Dataset excerpts —
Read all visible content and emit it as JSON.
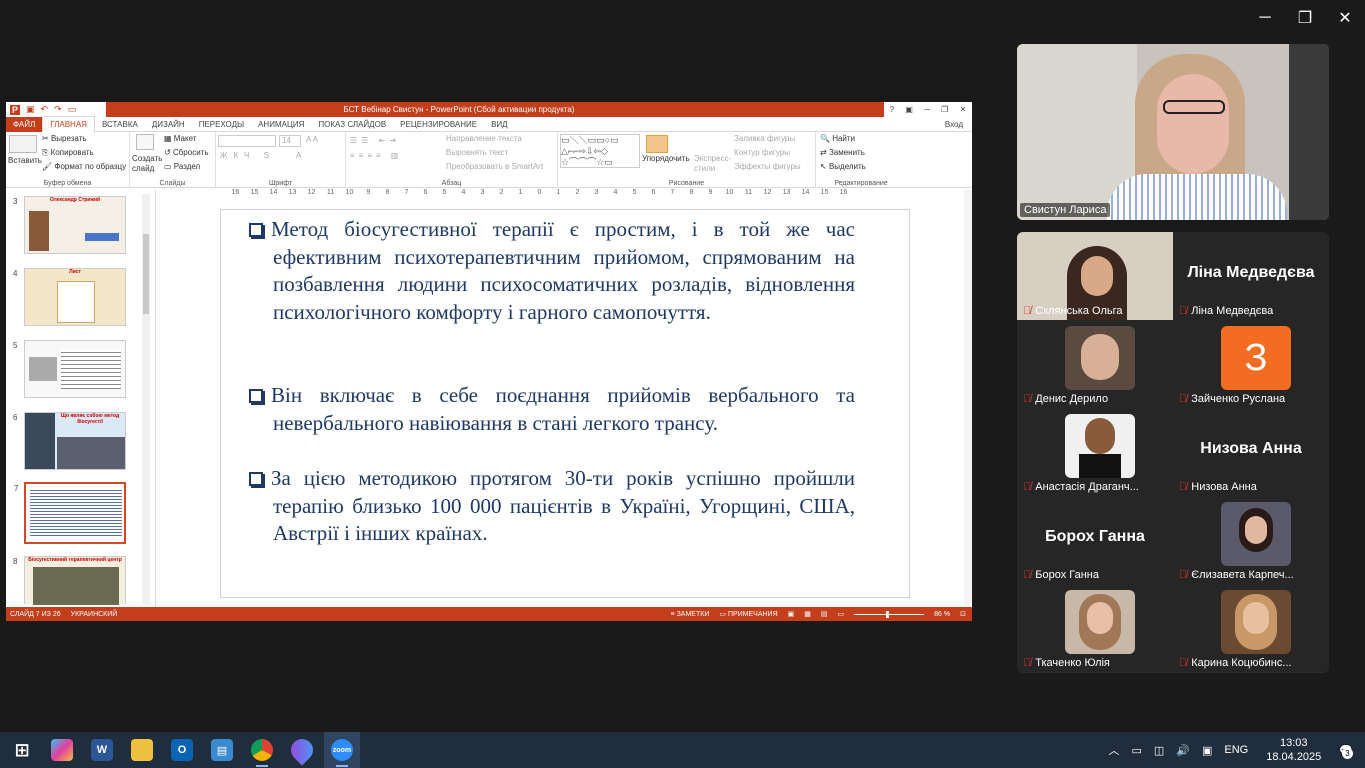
{
  "window_controls": {
    "minimize": "─",
    "restore": "❐",
    "close": "✕"
  },
  "ppt": {
    "title": "БСТ Вебінар Свистун - PowerPoint (Сбой активации продукта)",
    "title_controls": [
      "?",
      "▣",
      "─",
      "❐",
      "✕"
    ],
    "tabs": [
      "ФАЙЛ",
      "ГЛАВНАЯ",
      "ВСТАВКА",
      "ДИЗАЙН",
      "ПЕРЕХОДЫ",
      "АНИМАЦИЯ",
      "ПОКАЗ СЛАЙДОВ",
      "РЕЦЕНЗИРОВАНИЕ",
      "ВИД"
    ],
    "login": "Вход",
    "ribbon": {
      "paste": "Вставить",
      "cut": "Вырезать",
      "copy": "Копировать",
      "format_painter": "Формат по образцу",
      "clipboard_label": "Буфер обмена",
      "new_slide": "Создать слайд",
      "layout": "Макет",
      "reset": "Сбросить",
      "section": "Раздел",
      "slides_label": "Слайды",
      "font_size": "14",
      "font_label": "Шрифт",
      "text_direction": "Направление текста",
      "align_text": "Выровнять текст",
      "smartart": "Преобразовать в SmartArt",
      "paragraph_label": "Абзац",
      "arrange": "Упорядочить",
      "quick_styles": "Экспресс-стили",
      "drawing_label": "Рисование",
      "shape_fill": "Заливка фигуры",
      "shape_outline": "Контур фигуры",
      "shape_effects": "Эффекты фигуры",
      "find": "Найти",
      "replace": "Заменить",
      "select": "Выделить",
      "editing_label": "Редактирование"
    },
    "ruler_ticks": [
      "16",
      "15",
      "14",
      "13",
      "12",
      "11",
      "10",
      "9",
      "8",
      "7",
      "6",
      "5",
      "4",
      "3",
      "2",
      "1",
      "0",
      "1",
      "2",
      "3",
      "4",
      "5",
      "6",
      "7",
      "8",
      "9",
      "10",
      "11",
      "12",
      "13",
      "14",
      "15",
      "16"
    ],
    "thumbnails": [
      {
        "num": "3",
        "title": "Олександр Стрижий"
      },
      {
        "num": "4",
        "title": "Лист"
      },
      {
        "num": "5",
        "title": ""
      },
      {
        "num": "6",
        "title": "Що являє собою метод біосугестії"
      },
      {
        "num": "7",
        "title": ""
      },
      {
        "num": "8",
        "title": "Біосугестивний терапевтичний центр"
      }
    ],
    "slide_bullets": [
      "Метод біосугестивної терапії є простим, і в той же час ефективним психотерапевтичним прийомом, спрямованим на позбавлення людини психосоматичних розладів, відновлення психологічного комфорту і гарного самопочуття.",
      "Він включає в себе поєднання прийомів вербального та невербального навіювання в стані легкого трансу.",
      "За цією методикою протягом 30-ти років успішно пройшли терапію близько 100 000 пацієнтів в Україні, Угорщині, США, Австрії і інших країнах."
    ],
    "status": {
      "slide": "СЛАЙД 7 ИЗ 26",
      "language": "УКРАИНСКИЙ",
      "notes": "ЗАМЕТКИ",
      "comments": "ПРИМЕЧАНИЯ",
      "zoom": "86 %"
    }
  },
  "zoom": {
    "active_speaker": "Свистун Лариса",
    "participants": [
      {
        "name": "Склянська Ольга",
        "type": "video"
      },
      {
        "name": "Ліна Медведєва",
        "type": "text",
        "display": "Ліна Медведєва"
      },
      {
        "name": "Денис Дерило",
        "type": "video"
      },
      {
        "name": "Зайченко Руслана",
        "type": "initial",
        "display": "З"
      },
      {
        "name": "Анастасія Драганч...",
        "type": "video"
      },
      {
        "name": "Низова Анна",
        "type": "text",
        "display": "Низова Анна"
      },
      {
        "name": "Борох Ганна",
        "type": "text",
        "display": "Борох Ганна"
      },
      {
        "name": "Єлизавета Карпеч...",
        "type": "video"
      },
      {
        "name": "Ткаченко Юлія",
        "type": "video"
      },
      {
        "name": "Карина Коцюбинс...",
        "type": "video"
      }
    ]
  },
  "taskbar": {
    "apps": [
      "windows-start",
      "copilot",
      "word",
      "file-explorer",
      "outlook",
      "control-panel",
      "chrome",
      "paint",
      "zoom"
    ],
    "lang": "ENG",
    "time": "13:03",
    "date": "18.04.2025",
    "notifications": "3"
  },
  "colors": {
    "ppt_accent": "#c43e1c",
    "slide_text": "#1f3864",
    "taskbar": "#1f2d3d",
    "zoom_orange": "#f26d21"
  }
}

Exercise aim —
Make a word-for-word copy of the entries, without any pictures.

Exercise output —
Read all visible content and emit it as JSON.
{
  "window_controls": {
    "minimize": "─",
    "restore": "❐",
    "close": "✕"
  },
  "ppt": {
    "title": "БСТ Вебінар Свистун - PowerPoint (Сбой активации продукта)",
    "title_controls": [
      "?",
      "▣",
      "─",
      "❐",
      "✕"
    ],
    "tabs": [
      "ФАЙЛ",
      "ГЛАВНАЯ",
      "ВСТАВКА",
      "ДИЗАЙН",
      "ПЕРЕХОДЫ",
      "АНИМАЦИЯ",
      "ПОКАЗ СЛАЙДОВ",
      "РЕЦЕНЗИРОВАНИЕ",
      "ВИД"
    ],
    "login": "Вход",
    "ribbon": {
      "paste": "Вставить",
      "cut": "Вырезать",
      "copy": "Копировать",
      "format_painter": "Формат по образцу",
      "clipboard_label": "Буфер обмена",
      "new_slide": "Создать слайд",
      "layout": "Макет",
      "reset": "Сбросить",
      "section": "Раздел",
      "slides_label": "Слайды",
      "font_size": "14",
      "font_label": "Шрифт",
      "text_direction": "Направление текста",
      "align_text": "Выровнять текст",
      "smartart": "Преобразовать в SmartArt",
      "paragraph_label": "Абзац",
      "arrange": "Упорядочить",
      "quick_styles": "Экспресс-стили",
      "drawing_label": "Рисование",
      "shape_fill": "Заливка фигуры",
      "shape_outline": "Контур фигуры",
      "shape_effects": "Эффекты фигуры",
      "find": "Найти",
      "replace": "Заменить",
      "select": "Выделить",
      "editing_label": "Редактирование"
    },
    "ruler_ticks": [
      "16",
      "15",
      "14",
      "13",
      "12",
      "11",
      "10",
      "9",
      "8",
      "7",
      "6",
      "5",
      "4",
      "3",
      "2",
      "1",
      "0",
      "1",
      "2",
      "3",
      "4",
      "5",
      "6",
      "7",
      "8",
      "9",
      "10",
      "11",
      "12",
      "13",
      "14",
      "15",
      "16"
    ],
    "thumbnails": [
      {
        "num": "3",
        "title": "Олександр Стрижий"
      },
      {
        "num": "4",
        "title": "Лист"
      },
      {
        "num": "5",
        "title": ""
      },
      {
        "num": "6",
        "title": "Що являє собою метод біосугестії"
      },
      {
        "num": "7",
        "title": ""
      },
      {
        "num": "8",
        "title": "Біосугестивний терапевтичний центр"
      }
    ],
    "slide_bullets": [
      "Метод біосугестивної терапії є простим, і в той же час ефективним психотерапевтичним прийомом, спрямованим на позбавлення людини психосоматичних розладів, відновлення психологічного комфорту і гарного самопочуття.",
      "Він включає в себе поєднання прийомів вербального та невербального навіювання в стані легкого трансу.",
      "За цією методикою протягом 30-ти років успішно пройшли терапію близько 100 000 пацієнтів в Україні, Угорщині, США, Австрії і інших країнах."
    ],
    "status": {
      "slide": "СЛАЙД 7 ИЗ 26",
      "language": "УКРАИНСКИЙ",
      "notes": "ЗАМЕТКИ",
      "comments": "ПРИМЕЧАНИЯ",
      "zoom": "86 %"
    }
  },
  "zoom": {
    "active_speaker": "Свистун Лариса",
    "participants": [
      {
        "name": "Склянська Ольга",
        "type": "video"
      },
      {
        "name": "Ліна Медведєва",
        "type": "text",
        "display": "Ліна Медведєва"
      },
      {
        "name": "Денис Дерило",
        "type": "video"
      },
      {
        "name": "Зайченко Руслана",
        "type": "initial",
        "display": "З"
      },
      {
        "name": "Анастасія Драганч...",
        "type": "video"
      },
      {
        "name": "Низова Анна",
        "type": "text",
        "display": "Низова Анна"
      },
      {
        "name": "Борох Ганна",
        "type": "text",
        "display": "Борох Ганна"
      },
      {
        "name": "Єлизавета Карпеч...",
        "type": "video"
      },
      {
        "name": "Ткаченко Юлія",
        "type": "video"
      },
      {
        "name": "Карина Коцюбинс...",
        "type": "video"
      }
    ]
  },
  "taskbar": {
    "apps": [
      "windows-start",
      "copilot",
      "word",
      "file-explorer",
      "outlook",
      "control-panel",
      "chrome",
      "paint",
      "zoom"
    ],
    "lang": "ENG",
    "time": "13:03",
    "date": "18.04.2025",
    "notifications": "3"
  },
  "colors": {
    "ppt_accent": "#c43e1c",
    "slide_text": "#1f3864",
    "taskbar": "#1f2d3d",
    "zoom_orange": "#f26d21"
  }
}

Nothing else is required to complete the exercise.